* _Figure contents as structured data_
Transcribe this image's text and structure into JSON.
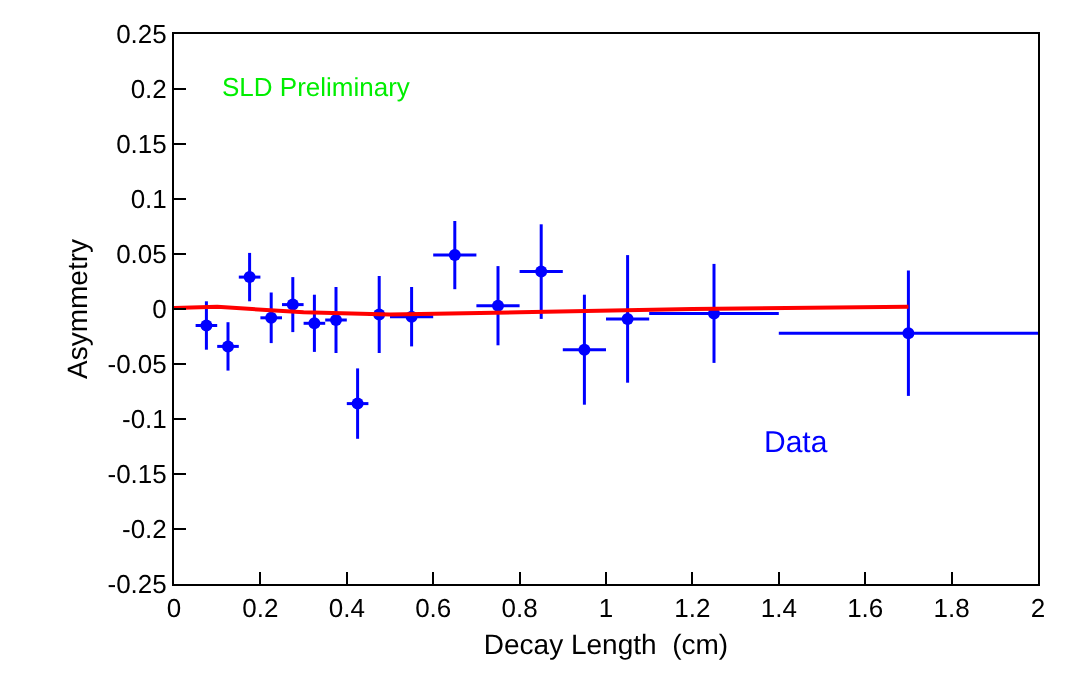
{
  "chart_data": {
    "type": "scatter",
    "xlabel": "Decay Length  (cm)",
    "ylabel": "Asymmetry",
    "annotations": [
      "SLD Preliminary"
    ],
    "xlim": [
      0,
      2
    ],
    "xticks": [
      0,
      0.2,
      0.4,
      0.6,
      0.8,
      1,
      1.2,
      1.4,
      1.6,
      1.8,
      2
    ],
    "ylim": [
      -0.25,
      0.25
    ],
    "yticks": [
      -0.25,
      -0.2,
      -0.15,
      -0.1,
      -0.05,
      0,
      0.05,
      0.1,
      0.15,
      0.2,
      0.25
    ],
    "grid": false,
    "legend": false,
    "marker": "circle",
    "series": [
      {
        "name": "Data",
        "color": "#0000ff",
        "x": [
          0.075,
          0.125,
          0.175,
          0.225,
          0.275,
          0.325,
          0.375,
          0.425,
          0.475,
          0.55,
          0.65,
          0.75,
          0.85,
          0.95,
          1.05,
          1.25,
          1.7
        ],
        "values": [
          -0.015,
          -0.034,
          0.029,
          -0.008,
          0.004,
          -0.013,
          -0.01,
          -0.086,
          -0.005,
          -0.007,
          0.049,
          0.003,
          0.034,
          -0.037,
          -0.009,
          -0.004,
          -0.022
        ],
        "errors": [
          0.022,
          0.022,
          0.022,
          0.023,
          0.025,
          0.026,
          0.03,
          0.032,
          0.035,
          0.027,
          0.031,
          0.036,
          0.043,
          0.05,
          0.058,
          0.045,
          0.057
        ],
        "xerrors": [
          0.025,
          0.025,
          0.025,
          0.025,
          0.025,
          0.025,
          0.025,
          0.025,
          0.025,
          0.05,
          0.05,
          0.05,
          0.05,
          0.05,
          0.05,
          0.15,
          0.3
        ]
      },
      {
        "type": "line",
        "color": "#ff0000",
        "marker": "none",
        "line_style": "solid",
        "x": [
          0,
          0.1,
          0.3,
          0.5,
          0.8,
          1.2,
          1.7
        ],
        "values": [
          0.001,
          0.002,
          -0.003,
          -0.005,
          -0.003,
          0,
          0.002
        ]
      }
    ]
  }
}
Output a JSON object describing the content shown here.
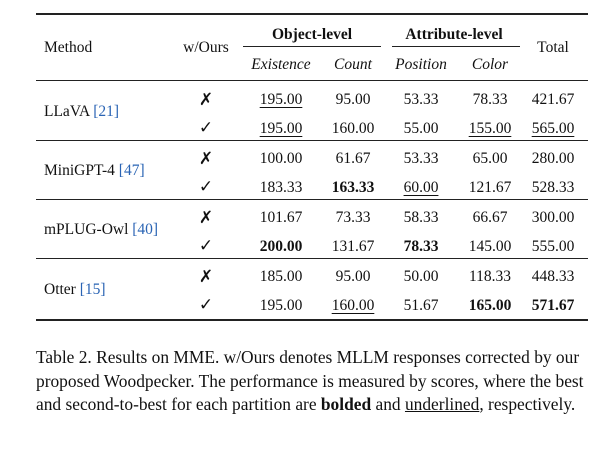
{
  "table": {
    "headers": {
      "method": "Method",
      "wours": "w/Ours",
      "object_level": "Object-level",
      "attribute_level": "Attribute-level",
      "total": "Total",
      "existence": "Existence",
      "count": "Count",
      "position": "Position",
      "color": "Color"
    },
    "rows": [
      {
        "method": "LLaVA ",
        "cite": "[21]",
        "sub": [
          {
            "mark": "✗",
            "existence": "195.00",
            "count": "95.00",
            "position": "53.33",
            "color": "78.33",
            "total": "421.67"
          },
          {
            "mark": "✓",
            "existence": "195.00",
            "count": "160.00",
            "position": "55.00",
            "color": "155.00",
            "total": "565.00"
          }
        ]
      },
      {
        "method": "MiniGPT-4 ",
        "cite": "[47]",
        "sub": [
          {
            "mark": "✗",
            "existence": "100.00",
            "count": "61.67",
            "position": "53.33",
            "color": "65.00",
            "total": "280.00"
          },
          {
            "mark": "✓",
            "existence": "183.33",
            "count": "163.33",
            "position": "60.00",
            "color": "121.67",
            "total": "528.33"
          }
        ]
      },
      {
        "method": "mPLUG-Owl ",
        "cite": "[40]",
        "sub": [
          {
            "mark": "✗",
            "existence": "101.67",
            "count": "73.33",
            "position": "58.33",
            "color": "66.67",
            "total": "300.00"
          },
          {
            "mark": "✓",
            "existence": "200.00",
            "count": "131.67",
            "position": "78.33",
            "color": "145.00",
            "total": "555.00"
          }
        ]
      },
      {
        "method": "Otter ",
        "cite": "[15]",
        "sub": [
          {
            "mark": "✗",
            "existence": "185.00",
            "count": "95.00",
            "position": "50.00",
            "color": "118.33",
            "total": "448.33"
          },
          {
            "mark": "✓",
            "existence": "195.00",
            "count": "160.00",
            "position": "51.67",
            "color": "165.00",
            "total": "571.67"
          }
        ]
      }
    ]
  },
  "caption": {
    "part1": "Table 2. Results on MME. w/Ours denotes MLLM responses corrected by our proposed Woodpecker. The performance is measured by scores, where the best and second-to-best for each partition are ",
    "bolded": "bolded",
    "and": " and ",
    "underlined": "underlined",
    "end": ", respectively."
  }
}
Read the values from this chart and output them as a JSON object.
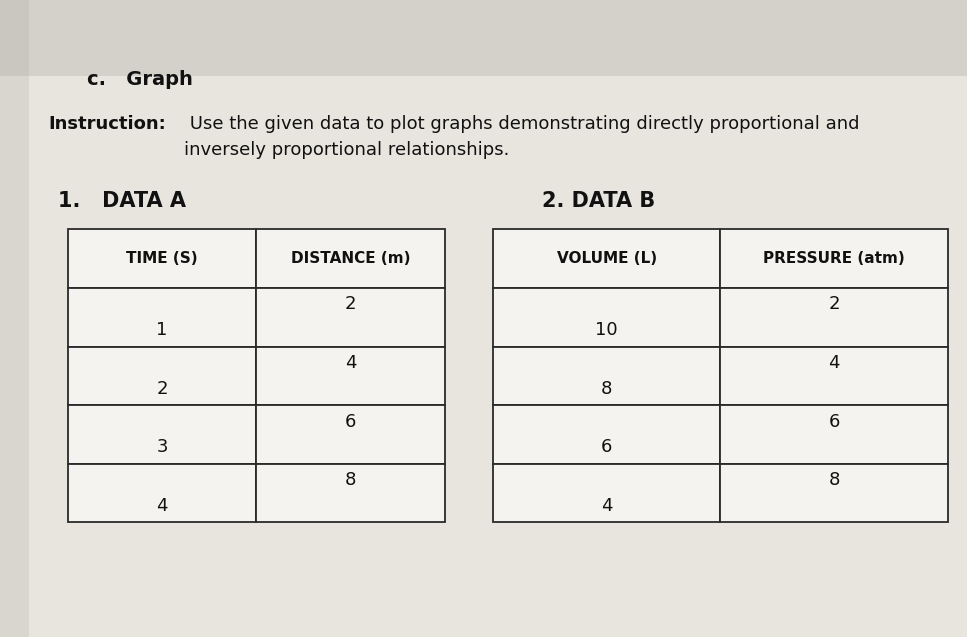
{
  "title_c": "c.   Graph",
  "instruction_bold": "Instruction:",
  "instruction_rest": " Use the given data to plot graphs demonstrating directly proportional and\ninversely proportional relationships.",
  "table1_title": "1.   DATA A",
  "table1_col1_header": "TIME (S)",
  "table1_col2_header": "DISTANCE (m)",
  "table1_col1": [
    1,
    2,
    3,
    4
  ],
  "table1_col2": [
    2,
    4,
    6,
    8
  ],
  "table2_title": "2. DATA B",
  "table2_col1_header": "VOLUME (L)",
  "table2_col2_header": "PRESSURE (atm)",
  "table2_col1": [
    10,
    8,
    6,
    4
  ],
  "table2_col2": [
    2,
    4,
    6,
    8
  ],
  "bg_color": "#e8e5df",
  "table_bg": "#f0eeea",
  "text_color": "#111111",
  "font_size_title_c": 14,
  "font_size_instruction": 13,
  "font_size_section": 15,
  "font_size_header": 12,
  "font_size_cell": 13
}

* _The task_
Pull out each line of the listing that holds the string "this".

* _Complete answer_
Transcribe this image's text and structure into JSON.
Read the values from this chart and output them as a JSON object.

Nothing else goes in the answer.